Problem requirements -
Copy the lines below as they are; omit the images they contain.

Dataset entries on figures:
## start

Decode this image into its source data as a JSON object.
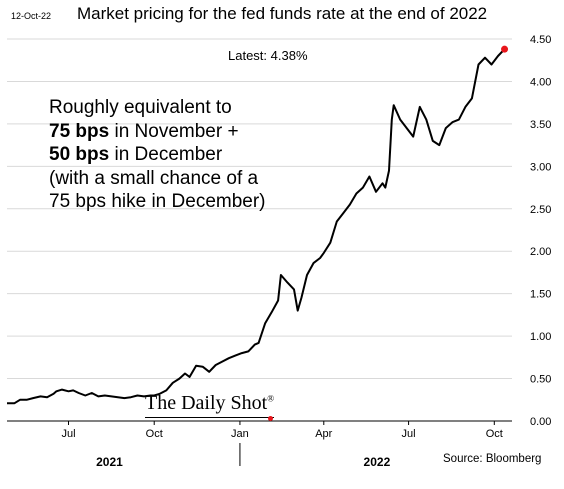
{
  "date_stamp": "12-Oct-22",
  "chart_data": {
    "type": "line",
    "title": "Market pricing for the fed funds rate at the end of 2022",
    "xlabel": "",
    "ylabel": "",
    "x_range": [
      "2021-04-26",
      "2022-10-20"
    ],
    "ylim": [
      0,
      4.5
    ],
    "y_ticks": [
      "0.00",
      "0.50",
      "1.00",
      "1.50",
      "2.00",
      "2.50",
      "3.00",
      "3.50",
      "4.00",
      "4.50"
    ],
    "x_tick_labels": [
      {
        "label": "Jul",
        "date": "2021-07-01"
      },
      {
        "label": "Oct",
        "date": "2021-10-01"
      },
      {
        "label": "Jan",
        "date": "2022-01-01"
      },
      {
        "label": "Apr",
        "date": "2022-04-01"
      },
      {
        "label": "Jul",
        "date": "2022-07-01"
      },
      {
        "label": "Oct",
        "date": "2022-10-01"
      }
    ],
    "year_labels": [
      {
        "label": "2021",
        "date": "2021-08-14"
      },
      {
        "label": "2022",
        "date": "2022-05-28"
      }
    ],
    "year_divider": "2022-01-01",
    "grid": true,
    "series": [
      {
        "color": "#000000",
        "points": [
          [
            "2021-04-26",
            0.21
          ],
          [
            "2021-05-04",
            0.21
          ],
          [
            "2021-05-10",
            0.25
          ],
          [
            "2021-05-17",
            0.25
          ],
          [
            "2021-05-24",
            0.27
          ],
          [
            "2021-06-01",
            0.29
          ],
          [
            "2021-06-08",
            0.28
          ],
          [
            "2021-06-15",
            0.32
          ],
          [
            "2021-06-18",
            0.35
          ],
          [
            "2021-06-24",
            0.37
          ],
          [
            "2021-07-01",
            0.35
          ],
          [
            "2021-07-06",
            0.36
          ],
          [
            "2021-07-12",
            0.33
          ],
          [
            "2021-07-19",
            0.3
          ],
          [
            "2021-07-26",
            0.33
          ],
          [
            "2021-08-02",
            0.29
          ],
          [
            "2021-08-09",
            0.3
          ],
          [
            "2021-08-16",
            0.29
          ],
          [
            "2021-08-23",
            0.28
          ],
          [
            "2021-08-30",
            0.27
          ],
          [
            "2021-09-06",
            0.28
          ],
          [
            "2021-09-13",
            0.3
          ],
          [
            "2021-09-20",
            0.29
          ],
          [
            "2021-09-27",
            0.3
          ],
          [
            "2021-10-01",
            0.3
          ],
          [
            "2021-10-07",
            0.32
          ],
          [
            "2021-10-14",
            0.36
          ],
          [
            "2021-10-21",
            0.45
          ],
          [
            "2021-10-28",
            0.5
          ],
          [
            "2021-11-03",
            0.56
          ],
          [
            "2021-11-08",
            0.52
          ],
          [
            "2021-11-15",
            0.65
          ],
          [
            "2021-11-22",
            0.64
          ],
          [
            "2021-11-29",
            0.58
          ],
          [
            "2021-12-06",
            0.66
          ],
          [
            "2021-12-13",
            0.7
          ],
          [
            "2021-12-20",
            0.74
          ],
          [
            "2021-12-27",
            0.77
          ],
          [
            "2022-01-03",
            0.8
          ],
          [
            "2022-01-10",
            0.82
          ],
          [
            "2022-01-17",
            0.9
          ],
          [
            "2022-01-21",
            0.92
          ],
          [
            "2022-01-28",
            1.15
          ],
          [
            "2022-02-04",
            1.28
          ],
          [
            "2022-02-11",
            1.42
          ],
          [
            "2022-02-14",
            1.72
          ],
          [
            "2022-02-21",
            1.63
          ],
          [
            "2022-02-28",
            1.55
          ],
          [
            "2022-03-04",
            1.3
          ],
          [
            "2022-03-08",
            1.45
          ],
          [
            "2022-03-14",
            1.72
          ],
          [
            "2022-03-21",
            1.86
          ],
          [
            "2022-03-28",
            1.92
          ],
          [
            "2022-04-01",
            1.98
          ],
          [
            "2022-04-08",
            2.1
          ],
          [
            "2022-04-15",
            2.35
          ],
          [
            "2022-04-22",
            2.45
          ],
          [
            "2022-04-29",
            2.55
          ],
          [
            "2022-05-06",
            2.68
          ],
          [
            "2022-05-13",
            2.75
          ],
          [
            "2022-05-20",
            2.88
          ],
          [
            "2022-05-27",
            2.7
          ],
          [
            "2022-06-03",
            2.8
          ],
          [
            "2022-06-06",
            2.75
          ],
          [
            "2022-06-10",
            2.95
          ],
          [
            "2022-06-13",
            3.55
          ],
          [
            "2022-06-15",
            3.72
          ],
          [
            "2022-06-22",
            3.55
          ],
          [
            "2022-06-29",
            3.45
          ],
          [
            "2022-07-06",
            3.35
          ],
          [
            "2022-07-13",
            3.7
          ],
          [
            "2022-07-20",
            3.55
          ],
          [
            "2022-07-27",
            3.3
          ],
          [
            "2022-08-03",
            3.25
          ],
          [
            "2022-08-10",
            3.45
          ],
          [
            "2022-08-17",
            3.52
          ],
          [
            "2022-08-24",
            3.55
          ],
          [
            "2022-08-31",
            3.7
          ],
          [
            "2022-09-07",
            3.8
          ],
          [
            "2022-09-14",
            4.2
          ],
          [
            "2022-09-21",
            4.28
          ],
          [
            "2022-09-28",
            4.2
          ],
          [
            "2022-10-05",
            4.3
          ],
          [
            "2022-10-12",
            4.38
          ]
        ]
      }
    ]
  },
  "latest": "Latest:  4.38%",
  "annotation": {
    "line1": "Roughly equivalent to",
    "line2_bold": "75 bps",
    "line2_rest": " in November +",
    "line3_bold": "50 bps",
    "line3_rest": " in December",
    "line4": "(with a small chance of a",
    "line5": "75 bps hike in December)"
  },
  "watermark": {
    "text": "The Daily Shot",
    "mark": "®"
  },
  "source": "Source: Bloomberg",
  "colors": {
    "line": "#000000",
    "end_marker": "#e8161c",
    "grid": "#d9d9d9"
  }
}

## end

Reply -
Decode this image into its source data as a JSON object.
{
  "date_stamp": "12-Oct-22",
  "chart_data": {
    "type": "line",
    "title": "Market pricing for the fed funds rate at the end of 2022",
    "xlabel": "",
    "ylabel": "",
    "x_range": [
      "2021-04-26",
      "2022-10-20"
    ],
    "ylim": [
      0,
      4.5
    ],
    "y_ticks": [
      "0.00",
      "0.50",
      "1.00",
      "1.50",
      "2.00",
      "2.50",
      "3.00",
      "3.50",
      "4.00",
      "4.50"
    ],
    "x_tick_labels": [
      {
        "label": "Jul",
        "date": "2021-07-01"
      },
      {
        "label": "Oct",
        "date": "2021-10-01"
      },
      {
        "label": "Jan",
        "date": "2022-01-01"
      },
      {
        "label": "Apr",
        "date": "2022-04-01"
      },
      {
        "label": "Jul",
        "date": "2022-07-01"
      },
      {
        "label": "Oct",
        "date": "2022-10-01"
      }
    ],
    "year_labels": [
      {
        "label": "2021",
        "date": "2021-08-14"
      },
      {
        "label": "2022",
        "date": "2022-05-28"
      }
    ],
    "year_divider": "2022-01-01",
    "grid": true,
    "series": [
      {
        "color": "#000000",
        "points": [
          [
            "2021-04-26",
            0.21
          ],
          [
            "2021-05-04",
            0.21
          ],
          [
            "2021-05-10",
            0.25
          ],
          [
            "2021-05-17",
            0.25
          ],
          [
            "2021-05-24",
            0.27
          ],
          [
            "2021-06-01",
            0.29
          ],
          [
            "2021-06-08",
            0.28
          ],
          [
            "2021-06-15",
            0.32
          ],
          [
            "2021-06-18",
            0.35
          ],
          [
            "2021-06-24",
            0.37
          ],
          [
            "2021-07-01",
            0.35
          ],
          [
            "2021-07-06",
            0.36
          ],
          [
            "2021-07-12",
            0.33
          ],
          [
            "2021-07-19",
            0.3
          ],
          [
            "2021-07-26",
            0.33
          ],
          [
            "2021-08-02",
            0.29
          ],
          [
            "2021-08-09",
            0.3
          ],
          [
            "2021-08-16",
            0.29
          ],
          [
            "2021-08-23",
            0.28
          ],
          [
            "2021-08-30",
            0.27
          ],
          [
            "2021-09-06",
            0.28
          ],
          [
            "2021-09-13",
            0.3
          ],
          [
            "2021-09-20",
            0.29
          ],
          [
            "2021-09-27",
            0.3
          ],
          [
            "2021-10-01",
            0.3
          ],
          [
            "2021-10-07",
            0.32
          ],
          [
            "2021-10-14",
            0.36
          ],
          [
            "2021-10-21",
            0.45
          ],
          [
            "2021-10-28",
            0.5
          ],
          [
            "2021-11-03",
            0.56
          ],
          [
            "2021-11-08",
            0.52
          ],
          [
            "2021-11-15",
            0.65
          ],
          [
            "2021-11-22",
            0.64
          ],
          [
            "2021-11-29",
            0.58
          ],
          [
            "2021-12-06",
            0.66
          ],
          [
            "2021-12-13",
            0.7
          ],
          [
            "2021-12-20",
            0.74
          ],
          [
            "2021-12-27",
            0.77
          ],
          [
            "2022-01-03",
            0.8
          ],
          [
            "2022-01-10",
            0.82
          ],
          [
            "2022-01-17",
            0.9
          ],
          [
            "2022-01-21",
            0.92
          ],
          [
            "2022-01-28",
            1.15
          ],
          [
            "2022-02-04",
            1.28
          ],
          [
            "2022-02-11",
            1.42
          ],
          [
            "2022-02-14",
            1.72
          ],
          [
            "2022-02-21",
            1.63
          ],
          [
            "2022-02-28",
            1.55
          ],
          [
            "2022-03-04",
            1.3
          ],
          [
            "2022-03-08",
            1.45
          ],
          [
            "2022-03-14",
            1.72
          ],
          [
            "2022-03-21",
            1.86
          ],
          [
            "2022-03-28",
            1.92
          ],
          [
            "2022-04-01",
            1.98
          ],
          [
            "2022-04-08",
            2.1
          ],
          [
            "2022-04-15",
            2.35
          ],
          [
            "2022-04-22",
            2.45
          ],
          [
            "2022-04-29",
            2.55
          ],
          [
            "2022-05-06",
            2.68
          ],
          [
            "2022-05-13",
            2.75
          ],
          [
            "2022-05-20",
            2.88
          ],
          [
            "2022-05-27",
            2.7
          ],
          [
            "2022-06-03",
            2.8
          ],
          [
            "2022-06-06",
            2.75
          ],
          [
            "2022-06-10",
            2.95
          ],
          [
            "2022-06-13",
            3.55
          ],
          [
            "2022-06-15",
            3.72
          ],
          [
            "2022-06-22",
            3.55
          ],
          [
            "2022-06-29",
            3.45
          ],
          [
            "2022-07-06",
            3.35
          ],
          [
            "2022-07-13",
            3.7
          ],
          [
            "2022-07-20",
            3.55
          ],
          [
            "2022-07-27",
            3.3
          ],
          [
            "2022-08-03",
            3.25
          ],
          [
            "2022-08-10",
            3.45
          ],
          [
            "2022-08-17",
            3.52
          ],
          [
            "2022-08-24",
            3.55
          ],
          [
            "2022-08-31",
            3.7
          ],
          [
            "2022-09-07",
            3.8
          ],
          [
            "2022-09-14",
            4.2
          ],
          [
            "2022-09-21",
            4.28
          ],
          [
            "2022-09-28",
            4.2
          ],
          [
            "2022-10-05",
            4.3
          ],
          [
            "2022-10-12",
            4.38
          ]
        ]
      }
    ]
  },
  "latest": "Latest:  4.38%",
  "annotation": {
    "line1": "Roughly equivalent to",
    "line2_bold": "75 bps",
    "line2_rest": " in November +",
    "line3_bold": "50 bps",
    "line3_rest": " in December",
    "line4": "(with a small chance of a",
    "line5": "75 bps hike in December)"
  },
  "watermark": {
    "text": "The Daily Shot",
    "mark": "®"
  },
  "source": "Source: Bloomberg",
  "colors": {
    "line": "#000000",
    "end_marker": "#e8161c",
    "grid": "#d9d9d9"
  }
}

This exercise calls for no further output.